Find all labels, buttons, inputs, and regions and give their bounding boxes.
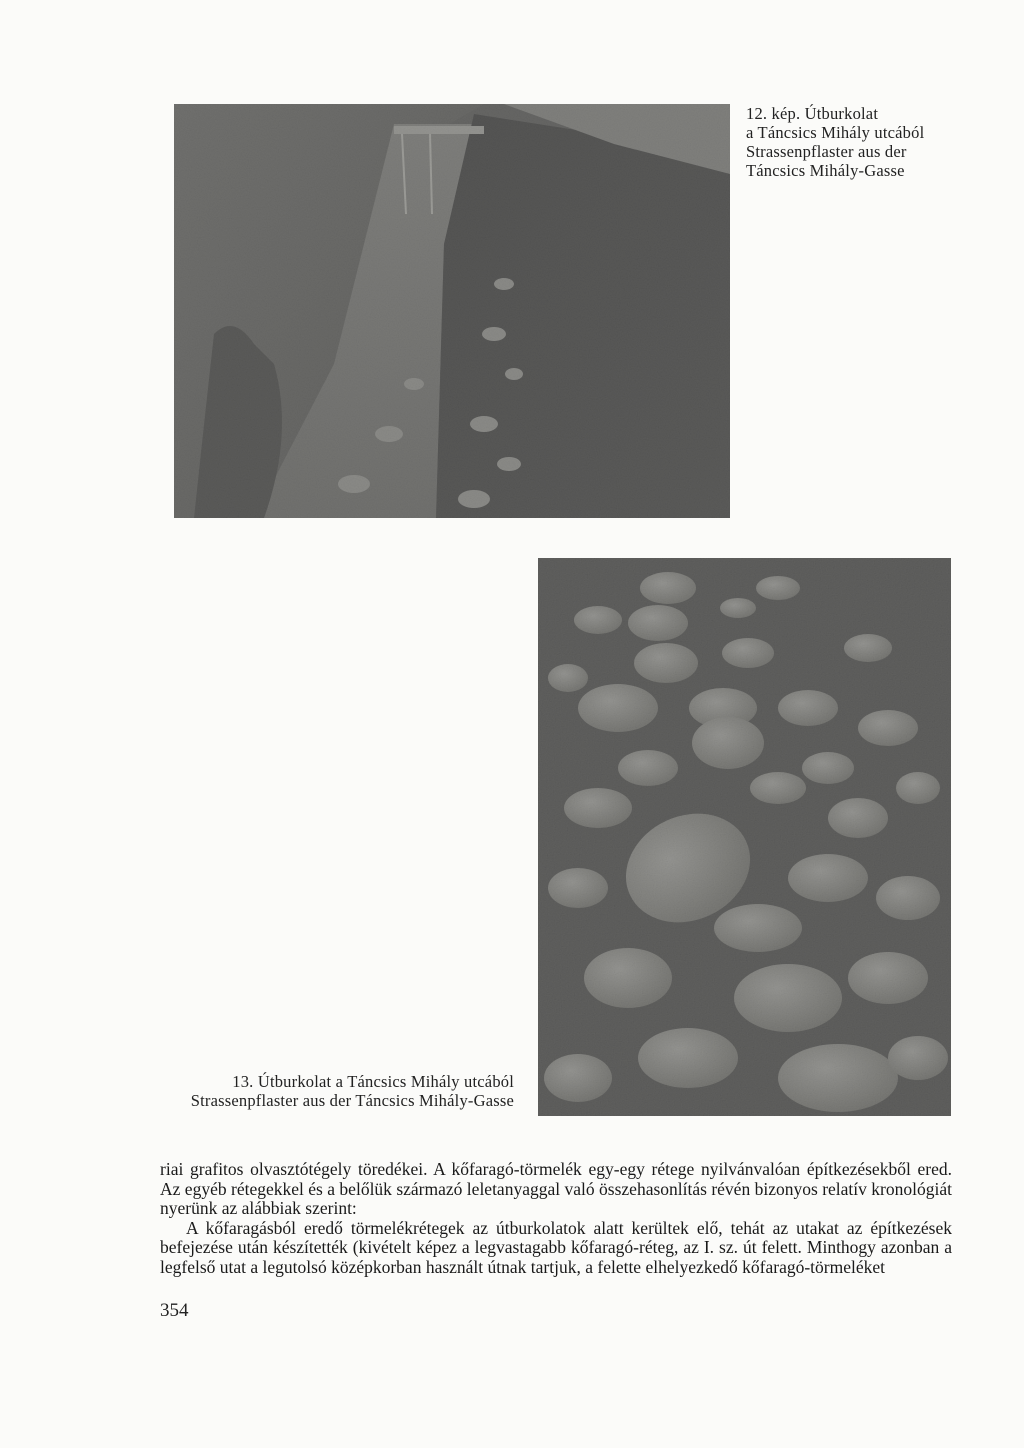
- photo-12-excavation-trench: [174, 104, 730, 518]
- figure-13-caption-hu: 13. Útburkolat a Táncsics Mihály utcából: [232, 1072, 514, 1091]
- figure-13-caption: [191, 1072, 514, 1110]
- figure-12-caption-hu: a Táncsics Mihály utcából: [746, 123, 925, 142]
- figure-12-caption: [746, 104, 924, 180]
- figure-12-label: 12. kép. Útburkolat: [746, 104, 879, 123]
- cobblestone-photo-illustration: [538, 558, 951, 1116]
- paragraph-1: riai grafitos olvasztótégely töredékei. A kőfaragó-törmelék egy-egy rétege nyilvánvalóan építkezésekből ered. Az egyéb rétegekkel és a belőlük származó leletanyaggal való összehasonlítás révén bizonyos relatív kronológiát nyerünk az alábbiak szerint:: [160, 1159, 952, 1218]
- figure-13-caption-de: Strassenpflaster aus der Táncsics Mihály-Gasse: [190, 1091, 514, 1110]
- figure-12-caption-de-line1: Strassenpflaster aus der: [746, 142, 907, 161]
- figure-12-caption-de-line2: Táncsics Mihály-Gasse: [746, 161, 905, 180]
- body-text: [160, 1160, 952, 1277]
- photo-13-cobblestone-pavement: [538, 558, 951, 1116]
- paragraph-2: A kőfaragásból eredő törmelékrétegek az útburkolatok alatt kerültek elő, tehát az utakat az építkezések befejezése után készítették (kivételt képez a legvastagabb kőfaragó-réteg, az I. sz. út felett. Minthogy azonban a legfelső utat a legutolsó középkorban használt útnak tartjuk, a felette elhelyezkedő kőfaragó-törmeléket: [160, 1217, 952, 1277]
- trench-photo-illustration: [174, 104, 730, 518]
- page-number: 354: [160, 1300, 189, 1321]
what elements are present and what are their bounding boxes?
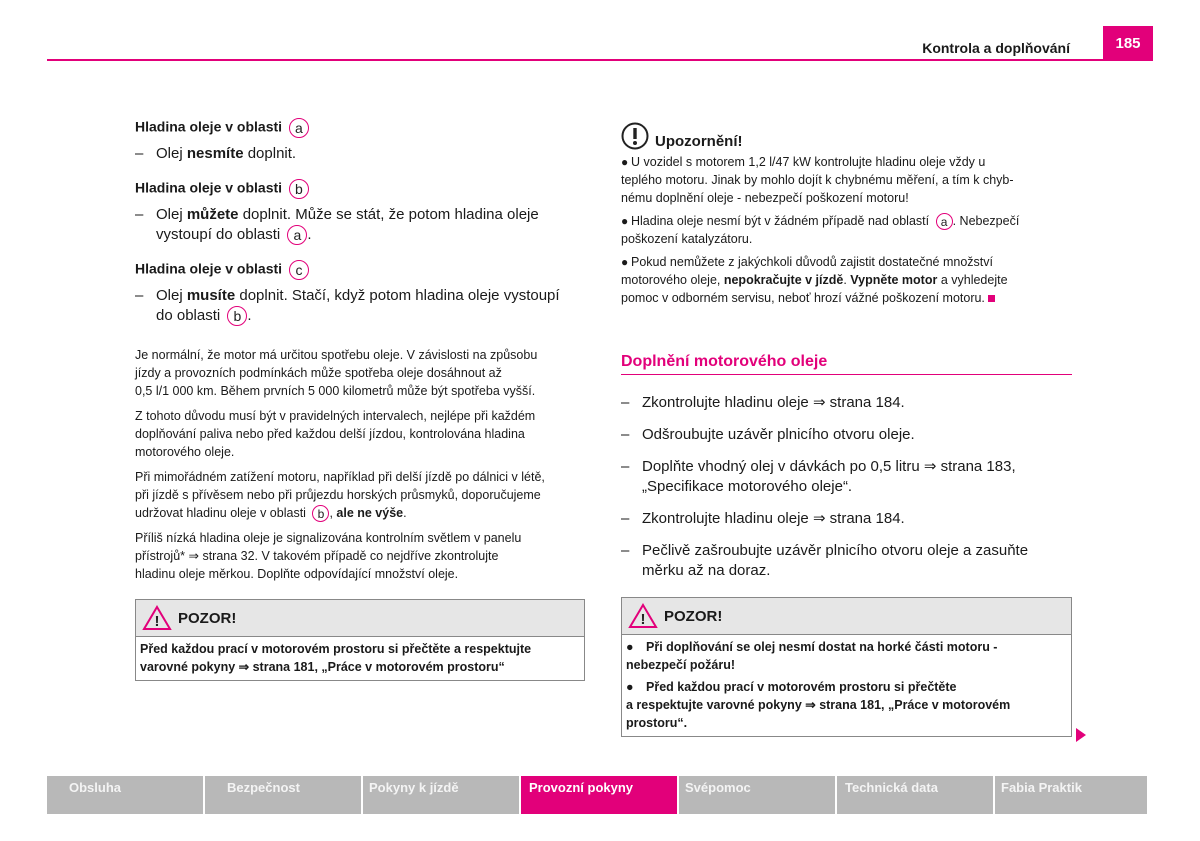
step-item: – Odšroubujte uzávěr plnicího otvoru oleje.: [621, 426, 915, 444]
nav-tab-technicka-data[interactable]: Technická data: [837, 776, 993, 814]
page-number: 185: [1103, 26, 1153, 60]
paragraph-load: Při mimořádném zatížení motoru, například při delší jízdě po dálnici v létě, při jízdě s přívěsem nebo při průjezdu horských průsmyků, doporučujeme udržovat hladinu oleje v oblasti b , ale ne výše.: [135, 470, 545, 521]
warning-text: Před každou prací v motorovém prostoru si přečtěte a respektujte varovné pokyny ⇒ strana 181, „Práce v motorovém prostoru“: [140, 642, 532, 675]
level-a-heading: Hladina oleje v oblasti a: [135, 118, 585, 138]
steps-list: [621, 393, 1072, 581]
step-item: – Doplňte vhodný olej v dávkách po 0,5 litru ⇒ strana 183, „Specifikace motorového oleje“.: [621, 458, 1016, 496]
nav-tab-fabia-praktik[interactable]: Fabia Praktik: [995, 776, 1147, 814]
nav-tab-svepomoc[interactable]: Svépomoc: [679, 776, 835, 814]
warning-header: ! POZOR!: [136, 600, 584, 637]
notice-bullet-2: ● Hladina oleje nesmí být v žádném případě nad oblastí a . Nebezpečí: [621, 214, 1020, 229]
paragraph-interval: Z tohoto důvodu musí být v pravidelných intervalech, nejlépe při každém doplňování paliva nebo před každou delší jízdou, kontrolována hladina motorového oleje.: [135, 409, 536, 460]
nav-tab-provozni-pokyny[interactable]: Provozní pokyny: [521, 776, 677, 814]
right-column: Upozornění! ● U vozidel s motorem 1,2 l/47 kW kontrolujte hladinu oleje vždy u teplého motoru. Jinak by mohlo dojít k chybnému měření, a tím k chyb- nému doplnění oleje - nebezpečí poškození motoru! ● Hladina oleje nesmí být v žádném případě nad oblastí a . Nebezpečí poškození katalyzátoru. ● Pokud nemůžete z jakýchkoli důvodů zajistit dostatečné množství motorového oleje, nepokračujte v jízdě. Vypněte motor a vyhledejte pomoc v odborném servisu, neboť hrozí vážné poškození motoru. Doplnění motorového oleje – Zkontrolujte hladinu oleje ⇒ strana 184. – Odšroubujte uzávěr plnicího otvoru oleje. – Doplňte vhodný olej v dávkách po 0,5 litru ⇒ strana 183, „Specifikace motorového oleje“. – Zkontrolujte hladinu oleje ⇒ strana 184. – Pečlivě zašroubujte uzávěr plnicího otvoru oleje a zasuňte měrku až na doraz. ! POZOR! ● Při doplňování se olej nesmí dostat na horké části motoru - nebezpečí požáru! ● Před každou prací v motorovém prostoru si přečtěte a respektujte varovné pokyny ⇒ strana 181, „Práce v motorovém prostoru“.: [621, 122, 1072, 737]
step-item: – Pečlivě zašroubujte uzávěr plnicího otvoru oleje a zasuňte měrku až na doraz.: [621, 542, 1029, 580]
end-square-icon: [988, 295, 995, 302]
notice-bullet-1: ● U vozidel s motorem 1,2 l/47 kW kontrolujte hladinu oleje vždy u: [621, 155, 986, 169]
exclamation-circle-icon: [621, 122, 649, 150]
left-column: [135, 118, 585, 681]
paragraph-warning-light: Příliš nízká hladina oleje je signalizována kontrolním světlem v panelu přístrojů* ⇒ strana 32. V takovém případě co nejdříve zkontrolujte hladinu oleje měrkou. Doplňte odpovídající množství oleje.: [135, 531, 522, 582]
marker-c: c: [289, 260, 309, 280]
level-b-item: – Olej můžete doplnit. Může se stát, že potom hladina oleje vystoupí do oblasti a .: [135, 206, 539, 244]
warning-text: ● Při doplňování se olej nesmí dostat na horké části motoru - nebezpečí požáru! ● Před každou prací v motorovém prostoru si přečtěte a respektujte varovné pokyny ⇒ strana 181, „Práce v motorovém prostoru“.: [626, 640, 1011, 731]
header-rule: [47, 59, 1153, 61]
marker-a: a: [289, 118, 309, 138]
next-page-arrow-icon[interactable]: [1076, 728, 1086, 742]
svg-text:!: !: [154, 613, 160, 631]
notice-heading: Upozornění!: [621, 122, 1072, 150]
chapter-title: Kontrola a doplňování: [922, 40, 1070, 56]
warning-box-left: [135, 599, 585, 681]
notice-bullet-3: ● Pokud nemůžete z jakýchkoli důvodů zajistit dostatečné množství: [621, 255, 993, 270]
marker-b: b: [289, 179, 309, 199]
svg-text:!: !: [640, 611, 646, 629]
nav-tab-obsluha[interactable]: Obsluha: [47, 776, 203, 814]
warning-triangle-icon: [628, 603, 658, 629]
chapter-nav: [47, 776, 1147, 814]
warning-triangle-icon: [142, 605, 172, 631]
nav-tab-bezpecnost[interactable]: Bezpečnost: [205, 776, 361, 814]
paragraph-consumption: Je normální, že motor má určitou spotřebu oleje. V závislosti na způsobu jízdy a provozních podmínkách může spotřeba oleje dosáhnout až 0,5 l/1 000 km. Během prvních 5 000 kilometrů může být spotřeba vyšší.: [135, 348, 538, 399]
warning-header: ! POZOR!: [622, 598, 1071, 635]
step-item: – Zkontrolujte hladinu oleje ⇒ strana 184.: [621, 394, 905, 412]
level-c-item: – Olej musíte doplnit. Stačí, když potom hladina oleje vystoupí do oblasti b .: [135, 287, 560, 325]
level-c-heading: Hladina oleje v oblasti c: [135, 260, 585, 280]
nav-tab-pokyny-k-jizde[interactable]: Pokyny k jízdě: [363, 776, 519, 814]
level-a-item: – Olej nesmíte doplnit.: [135, 145, 297, 162]
section-title: Doplnění motorového oleje: [621, 353, 1072, 375]
level-b-heading: Hladina oleje v oblasti b: [135, 179, 585, 199]
step-item: – Zkontrolujte hladinu oleje ⇒ strana 184.: [621, 510, 905, 528]
warning-box-right: [621, 597, 1072, 737]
##########
▶ _Task description_: Reproduce the lines of the data verbatim, from the line containing "step-item: – Odšroubujte" to the line containing "notice-bullet-2: ● Hladina", including both of those lines.

▶ _Task answer_:
step-item: – Odšroubujte uzávěr plnicího otvoru oleje.: [621, 426, 915, 444]
nav-tab-technicka-data[interactable]: Technická data: [837, 776, 993, 814]
page-number: 185: [1103, 26, 1153, 60]
paragraph-load: Při mimořádném zatížení motoru, například při delší jízdě po dálnici v létě, při jízdě s přívěsem nebo při průjezdu horských průsmyků, doporučujeme udržovat hladinu oleje v oblasti b , ale ne výše.: [135, 470, 545, 521]
warning-text: Před každou prací v motorovém prostoru si přečtěte a respektujte varovné pokyny ⇒ strana 181, „Práce v motorovém prostoru“: [140, 642, 532, 675]
level-a-heading: Hladina oleje v oblasti a: [135, 118, 585, 138]
steps-list: [621, 393, 1072, 581]
step-item: – Doplňte vhodný olej v dávkách po 0,5 litru ⇒ strana 183, „Specifikace motorového oleje“.: [621, 458, 1016, 496]
nav-tab-fabia-praktik[interactable]: Fabia Praktik: [995, 776, 1147, 814]
nav-tab-svepomoc[interactable]: Svépomoc: [679, 776, 835, 814]
warning-header: ! POZOR!: [136, 600, 584, 637]
notice-bullet-2: ● Hladina oleje nesmí být v žádném případě nad oblastí a . Nebezpečí: [621, 214, 1020, 229]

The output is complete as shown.